### INPUT ROWS

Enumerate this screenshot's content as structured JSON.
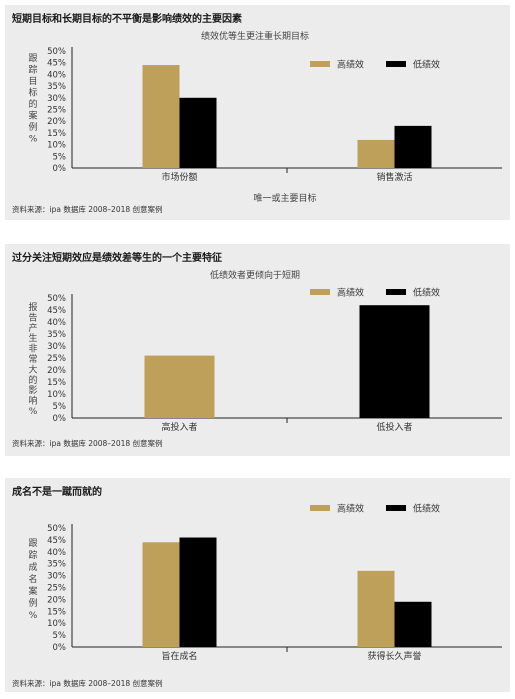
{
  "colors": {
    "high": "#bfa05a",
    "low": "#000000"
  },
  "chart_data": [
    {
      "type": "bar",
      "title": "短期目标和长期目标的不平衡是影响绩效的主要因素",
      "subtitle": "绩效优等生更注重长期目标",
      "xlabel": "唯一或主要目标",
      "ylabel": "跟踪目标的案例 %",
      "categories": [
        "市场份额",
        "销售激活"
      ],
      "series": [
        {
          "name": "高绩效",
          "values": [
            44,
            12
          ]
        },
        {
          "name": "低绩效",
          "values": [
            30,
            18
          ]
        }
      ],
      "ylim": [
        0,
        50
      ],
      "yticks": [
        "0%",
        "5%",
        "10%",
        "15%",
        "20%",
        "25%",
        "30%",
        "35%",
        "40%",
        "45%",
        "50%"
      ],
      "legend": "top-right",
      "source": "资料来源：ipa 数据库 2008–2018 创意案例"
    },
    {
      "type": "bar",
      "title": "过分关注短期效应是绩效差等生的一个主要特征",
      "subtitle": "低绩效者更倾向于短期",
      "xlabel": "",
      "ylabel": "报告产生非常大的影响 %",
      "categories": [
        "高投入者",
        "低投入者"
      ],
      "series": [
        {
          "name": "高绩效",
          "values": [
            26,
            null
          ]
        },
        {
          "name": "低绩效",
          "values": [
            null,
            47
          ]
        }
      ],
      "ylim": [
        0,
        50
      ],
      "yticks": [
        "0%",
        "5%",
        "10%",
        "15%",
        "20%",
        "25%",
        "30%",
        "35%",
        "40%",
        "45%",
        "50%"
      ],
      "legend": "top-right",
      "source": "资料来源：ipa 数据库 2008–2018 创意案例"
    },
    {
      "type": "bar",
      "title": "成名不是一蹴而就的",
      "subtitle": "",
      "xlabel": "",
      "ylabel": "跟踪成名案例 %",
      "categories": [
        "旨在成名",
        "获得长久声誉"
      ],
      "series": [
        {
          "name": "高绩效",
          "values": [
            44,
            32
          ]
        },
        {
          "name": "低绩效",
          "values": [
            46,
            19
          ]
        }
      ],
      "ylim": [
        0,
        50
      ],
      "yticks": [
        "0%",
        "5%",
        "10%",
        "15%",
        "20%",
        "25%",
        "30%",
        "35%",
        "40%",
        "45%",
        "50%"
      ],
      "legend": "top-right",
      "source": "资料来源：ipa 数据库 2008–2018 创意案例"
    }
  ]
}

######

### TO DO
Omit the pictures, then output the rest of the listing exactly.

### EXERCISE ANSWER
Enumerate this screenshot's content as structured JSON.
{
  "colors": {
    "high": "#bfa05a",
    "low": "#000000"
  },
  "chart_data": [
    {
      "type": "bar",
      "title": "短期目标和长期目标的不平衡是影响绩效的主要因素",
      "subtitle": "绩效优等生更注重长期目标",
      "xlabel": "唯一或主要目标",
      "ylabel": "跟踪目标的案例 %",
      "categories": [
        "市场份额",
        "销售激活"
      ],
      "series": [
        {
          "name": "高绩效",
          "values": [
            44,
            12
          ]
        },
        {
          "name": "低绩效",
          "values": [
            30,
            18
          ]
        }
      ],
      "ylim": [
        0,
        50
      ],
      "yticks": [
        "0%",
        "5%",
        "10%",
        "15%",
        "20%",
        "25%",
        "30%",
        "35%",
        "40%",
        "45%",
        "50%"
      ],
      "legend": "top-right",
      "source": "资料来源：ipa 数据库 2008–2018 创意案例"
    },
    {
      "type": "bar",
      "title": "过分关注短期效应是绩效差等生的一个主要特征",
      "subtitle": "低绩效者更倾向于短期",
      "xlabel": "",
      "ylabel": "报告产生非常大的影响 %",
      "categories": [
        "高投入者",
        "低投入者"
      ],
      "series": [
        {
          "name": "高绩效",
          "values": [
            26,
            null
          ]
        },
        {
          "name": "低绩效",
          "values": [
            null,
            47
          ]
        }
      ],
      "ylim": [
        0,
        50
      ],
      "yticks": [
        "0%",
        "5%",
        "10%",
        "15%",
        "20%",
        "25%",
        "30%",
        "35%",
        "40%",
        "45%",
        "50%"
      ],
      "legend": "top-right",
      "source": "资料来源：ipa 数据库 2008–2018 创意案例"
    },
    {
      "type": "bar",
      "title": "成名不是一蹴而就的",
      "subtitle": "",
      "xlabel": "",
      "ylabel": "跟踪成名案例 %",
      "categories": [
        "旨在成名",
        "获得长久声誉"
      ],
      "series": [
        {
          "name": "高绩效",
          "values": [
            44,
            32
          ]
        },
        {
          "name": "低绩效",
          "values": [
            46,
            19
          ]
        }
      ],
      "ylim": [
        0,
        50
      ],
      "yticks": [
        "0%",
        "5%",
        "10%",
        "15%",
        "20%",
        "25%",
        "30%",
        "35%",
        "40%",
        "45%",
        "50%"
      ],
      "legend": "top-right",
      "source": "资料来源：ipa 数据库 2008–2018 创意案例"
    }
  ]
}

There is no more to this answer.